» **Stored records**:
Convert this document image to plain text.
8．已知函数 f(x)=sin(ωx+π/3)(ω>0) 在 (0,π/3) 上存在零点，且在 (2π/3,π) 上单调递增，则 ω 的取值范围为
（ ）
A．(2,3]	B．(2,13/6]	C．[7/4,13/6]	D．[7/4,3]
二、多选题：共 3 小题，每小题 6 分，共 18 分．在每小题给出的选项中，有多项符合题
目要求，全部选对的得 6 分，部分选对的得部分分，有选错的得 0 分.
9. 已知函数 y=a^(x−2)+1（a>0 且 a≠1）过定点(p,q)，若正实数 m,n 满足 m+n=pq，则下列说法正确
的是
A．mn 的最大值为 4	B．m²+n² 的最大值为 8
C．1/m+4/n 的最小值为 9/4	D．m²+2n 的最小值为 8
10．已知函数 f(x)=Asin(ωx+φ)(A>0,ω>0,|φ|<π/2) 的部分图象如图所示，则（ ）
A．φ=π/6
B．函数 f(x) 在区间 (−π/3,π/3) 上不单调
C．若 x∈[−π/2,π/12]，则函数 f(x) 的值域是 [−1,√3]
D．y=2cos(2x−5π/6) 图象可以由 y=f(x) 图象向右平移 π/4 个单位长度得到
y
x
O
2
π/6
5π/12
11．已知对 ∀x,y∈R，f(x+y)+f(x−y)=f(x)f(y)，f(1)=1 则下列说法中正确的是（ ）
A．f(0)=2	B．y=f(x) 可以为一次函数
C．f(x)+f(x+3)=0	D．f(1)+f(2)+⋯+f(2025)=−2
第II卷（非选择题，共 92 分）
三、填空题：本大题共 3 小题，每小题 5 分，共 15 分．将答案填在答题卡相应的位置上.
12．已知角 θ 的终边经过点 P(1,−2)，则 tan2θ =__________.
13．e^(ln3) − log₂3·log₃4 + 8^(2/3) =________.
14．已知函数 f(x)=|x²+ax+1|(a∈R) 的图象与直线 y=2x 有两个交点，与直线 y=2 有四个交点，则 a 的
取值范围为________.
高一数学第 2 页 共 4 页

» **Given instruction**: Quote all of the entries exactly as they appear.

» **Output for this task**:
Convert this document image to plain text.
8．已知函数 f(x)=sin(ωx+π/3)(ω>0) 在 (0,π/3) 上存在零点，且在 (2π/3,π) 上单调递增，则 ω 的取值范围为
（ ）
A．(2,3]	B．(2,13/6]	C．[7/4,13/6]	D．[7/4,3]
二、多选题：共 3 小题，每小题 6 分，共 18 分．在每小题给出的选项中，有多项符合题
目要求，全部选对的得 6 分，部分选对的得部分分，有选错的得 0 分.
9. 已知函数 y=a^(x−2)+1（a>0 且 a≠1）过定点(p,q)，若正实数 m,n 满足 m+n=pq，则下列说法正确
的是
A．mn 的最大值为 4	B．m²+n² 的最大值为 8
C．1/m+4/n 的最小值为 9/4	D．m²+2n 的最小值为 8
10．已知函数 f(x)=Asin(ωx+φ)(A>0,ω>0,|φ|<π/2) 的部分图象如图所示，则（ ）
A．φ=π/6
B．函数 f(x) 在区间 (−π/3,π/3) 上不单调
C．若 x∈[−π/2,π/12]，则函数 f(x) 的值域是 [−1,√3]
D．y=2cos(2x−5π/6) 图象可以由 y=f(x) 图象向右平移 π/4 个单位长度得到
y
x
O
2
π/6
5π/12
11．已知对 ∀x,y∈R，f(x+y)+f(x−y)=f(x)f(y)，f(1)=1 则下列说法中正确的是（ ）
A．f(0)=2	B．y=f(x) 可以为一次函数
C．f(x)+f(x+3)=0	D．f(1)+f(2)+⋯+f(2025)=−2
第II卷（非选择题，共 92 分）
三、填空题：本大题共 3 小题，每小题 5 分，共 15 分．将答案填在答题卡相应的位置上.
12．已知角 θ 的终边经过点 P(1,−2)，则 tan2θ =__________.
13．e^(ln3) − log₂3·log₃4 + 8^(2/3) =________.
14．已知函数 f(x)=|x²+ax+1|(a∈R) 的图象与直线 y=2x 有两个交点，与直线 y=2 有四个交点，则 a 的
取值范围为________.
高一数学第 2 页 共 4 页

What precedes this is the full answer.